>> begin Records for this exercise

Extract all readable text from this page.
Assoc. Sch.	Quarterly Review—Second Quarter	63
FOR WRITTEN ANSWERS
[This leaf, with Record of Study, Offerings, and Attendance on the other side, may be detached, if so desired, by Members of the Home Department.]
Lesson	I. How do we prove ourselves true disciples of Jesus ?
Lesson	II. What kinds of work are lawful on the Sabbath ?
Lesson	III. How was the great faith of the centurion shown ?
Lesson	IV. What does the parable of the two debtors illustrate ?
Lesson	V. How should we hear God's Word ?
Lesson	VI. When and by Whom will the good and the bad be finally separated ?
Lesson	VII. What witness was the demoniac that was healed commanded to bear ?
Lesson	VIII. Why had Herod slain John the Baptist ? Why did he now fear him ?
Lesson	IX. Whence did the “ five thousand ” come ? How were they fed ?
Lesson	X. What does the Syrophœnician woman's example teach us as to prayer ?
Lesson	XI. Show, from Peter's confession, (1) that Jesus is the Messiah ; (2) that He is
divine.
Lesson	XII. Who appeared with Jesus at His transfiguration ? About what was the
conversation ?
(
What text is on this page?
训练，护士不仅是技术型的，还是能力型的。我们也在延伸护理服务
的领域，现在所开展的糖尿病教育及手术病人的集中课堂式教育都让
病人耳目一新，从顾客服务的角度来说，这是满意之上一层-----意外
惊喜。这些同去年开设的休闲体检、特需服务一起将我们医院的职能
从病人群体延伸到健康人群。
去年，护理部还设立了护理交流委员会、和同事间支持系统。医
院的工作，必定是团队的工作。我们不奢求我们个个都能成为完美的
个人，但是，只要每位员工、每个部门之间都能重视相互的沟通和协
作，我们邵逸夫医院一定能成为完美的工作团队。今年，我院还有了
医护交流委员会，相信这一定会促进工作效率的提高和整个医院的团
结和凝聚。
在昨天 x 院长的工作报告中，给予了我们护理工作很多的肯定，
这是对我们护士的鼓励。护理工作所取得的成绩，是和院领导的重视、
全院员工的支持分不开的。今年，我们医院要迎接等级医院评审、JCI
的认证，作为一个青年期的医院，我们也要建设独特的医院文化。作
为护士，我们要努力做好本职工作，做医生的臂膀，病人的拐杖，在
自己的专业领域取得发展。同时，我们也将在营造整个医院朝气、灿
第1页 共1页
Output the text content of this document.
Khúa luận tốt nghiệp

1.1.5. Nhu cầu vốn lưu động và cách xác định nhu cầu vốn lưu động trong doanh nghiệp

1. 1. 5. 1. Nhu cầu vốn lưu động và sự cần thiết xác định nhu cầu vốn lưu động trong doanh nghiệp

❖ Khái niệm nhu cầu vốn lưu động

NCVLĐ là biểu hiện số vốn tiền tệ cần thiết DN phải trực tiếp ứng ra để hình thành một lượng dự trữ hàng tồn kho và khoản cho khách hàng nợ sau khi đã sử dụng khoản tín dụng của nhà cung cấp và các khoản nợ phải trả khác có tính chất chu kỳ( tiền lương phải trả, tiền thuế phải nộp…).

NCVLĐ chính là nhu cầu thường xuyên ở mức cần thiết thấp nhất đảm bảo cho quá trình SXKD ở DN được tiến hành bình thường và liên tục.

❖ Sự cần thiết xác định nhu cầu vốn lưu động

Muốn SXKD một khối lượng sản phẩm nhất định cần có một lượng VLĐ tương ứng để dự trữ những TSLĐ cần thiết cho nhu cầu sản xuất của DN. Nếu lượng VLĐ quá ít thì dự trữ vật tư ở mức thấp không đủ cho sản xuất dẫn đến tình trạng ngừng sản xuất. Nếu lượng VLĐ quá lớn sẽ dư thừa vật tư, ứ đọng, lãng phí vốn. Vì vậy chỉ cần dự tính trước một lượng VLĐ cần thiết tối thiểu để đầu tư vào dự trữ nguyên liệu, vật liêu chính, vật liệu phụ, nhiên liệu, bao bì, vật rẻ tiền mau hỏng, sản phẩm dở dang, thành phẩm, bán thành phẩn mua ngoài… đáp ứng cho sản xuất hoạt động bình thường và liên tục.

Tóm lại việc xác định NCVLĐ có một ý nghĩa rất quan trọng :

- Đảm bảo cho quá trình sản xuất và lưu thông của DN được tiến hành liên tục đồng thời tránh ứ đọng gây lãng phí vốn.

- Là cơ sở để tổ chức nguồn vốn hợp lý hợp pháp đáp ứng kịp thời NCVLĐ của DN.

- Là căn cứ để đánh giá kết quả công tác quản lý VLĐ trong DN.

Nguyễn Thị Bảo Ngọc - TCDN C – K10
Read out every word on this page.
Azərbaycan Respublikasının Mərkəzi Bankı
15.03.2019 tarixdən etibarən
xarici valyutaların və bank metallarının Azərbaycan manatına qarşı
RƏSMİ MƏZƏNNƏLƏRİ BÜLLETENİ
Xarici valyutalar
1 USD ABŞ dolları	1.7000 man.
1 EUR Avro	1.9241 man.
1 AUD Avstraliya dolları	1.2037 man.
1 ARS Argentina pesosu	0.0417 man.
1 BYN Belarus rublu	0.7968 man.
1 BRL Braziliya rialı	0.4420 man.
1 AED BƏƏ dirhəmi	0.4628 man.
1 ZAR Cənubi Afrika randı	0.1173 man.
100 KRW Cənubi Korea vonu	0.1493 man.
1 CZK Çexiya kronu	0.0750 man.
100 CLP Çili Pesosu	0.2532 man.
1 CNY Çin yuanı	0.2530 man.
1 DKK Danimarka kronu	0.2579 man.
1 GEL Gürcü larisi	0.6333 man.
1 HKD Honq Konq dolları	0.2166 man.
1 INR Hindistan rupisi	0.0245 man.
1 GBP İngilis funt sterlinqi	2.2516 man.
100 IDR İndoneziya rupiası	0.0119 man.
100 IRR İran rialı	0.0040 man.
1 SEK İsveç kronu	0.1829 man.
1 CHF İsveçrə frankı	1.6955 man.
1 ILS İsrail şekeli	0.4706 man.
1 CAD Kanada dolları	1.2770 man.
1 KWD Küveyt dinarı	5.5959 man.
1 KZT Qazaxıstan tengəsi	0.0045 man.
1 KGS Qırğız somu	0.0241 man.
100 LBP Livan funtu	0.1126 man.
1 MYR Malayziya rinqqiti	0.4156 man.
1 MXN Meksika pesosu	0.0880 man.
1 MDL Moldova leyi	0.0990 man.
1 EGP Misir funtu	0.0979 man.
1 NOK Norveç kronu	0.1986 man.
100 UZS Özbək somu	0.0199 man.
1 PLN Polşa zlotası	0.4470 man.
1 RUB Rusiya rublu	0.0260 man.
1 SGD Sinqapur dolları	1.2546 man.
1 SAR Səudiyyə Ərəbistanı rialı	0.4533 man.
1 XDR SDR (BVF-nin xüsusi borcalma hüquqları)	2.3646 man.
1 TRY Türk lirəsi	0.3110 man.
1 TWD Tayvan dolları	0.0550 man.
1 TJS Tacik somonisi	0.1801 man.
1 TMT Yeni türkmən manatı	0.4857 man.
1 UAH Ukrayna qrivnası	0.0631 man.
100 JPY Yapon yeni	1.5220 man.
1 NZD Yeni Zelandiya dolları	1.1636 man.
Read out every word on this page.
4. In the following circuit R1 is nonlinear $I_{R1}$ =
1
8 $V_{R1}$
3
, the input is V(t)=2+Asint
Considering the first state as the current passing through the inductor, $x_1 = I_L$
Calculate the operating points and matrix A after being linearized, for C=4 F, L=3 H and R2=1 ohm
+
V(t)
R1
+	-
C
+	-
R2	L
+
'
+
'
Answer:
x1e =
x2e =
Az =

>> end Records for this exercise

Request:
Every line above that contains the word "thấp" should be reported.

Reply:
NCVLĐ chính là nhu cầu thường xuyên ở mức cần thiết thấp nhất đảm bảo cho quá trình SXKD ở DN được tiến hành bình thường và liên tục.
Muốn SXKD một khối lượng sản phẩm nhất định cần có một lượng VLĐ tương ứng để dự trữ những TSLĐ cần thiết cho nhu cầu sản xuất của DN. Nếu lượng VLĐ quá ít thì dự trữ vật tư ở mức thấp không đủ cho sản xuất dẫn đến tình trạng ngừng sản xuất. Nếu lượng VLĐ quá lớn sẽ dư thừa vật tư, ứ đọng, lãng phí vốn. Vì vậy chỉ cần dự tính trước một lượng VLĐ cần thiết tối thiểu để đầu tư vào dự trữ nguyên liệu, vật liêu chính, vật liệu phụ, nhiên liệu, bao bì, vật rẻ tiền mau hỏng, sản phẩm dở dang, thành phẩm, bán thành phẩn mua ngoài… đáp ứng cho sản xuất hoạt động bình thường và liên tục.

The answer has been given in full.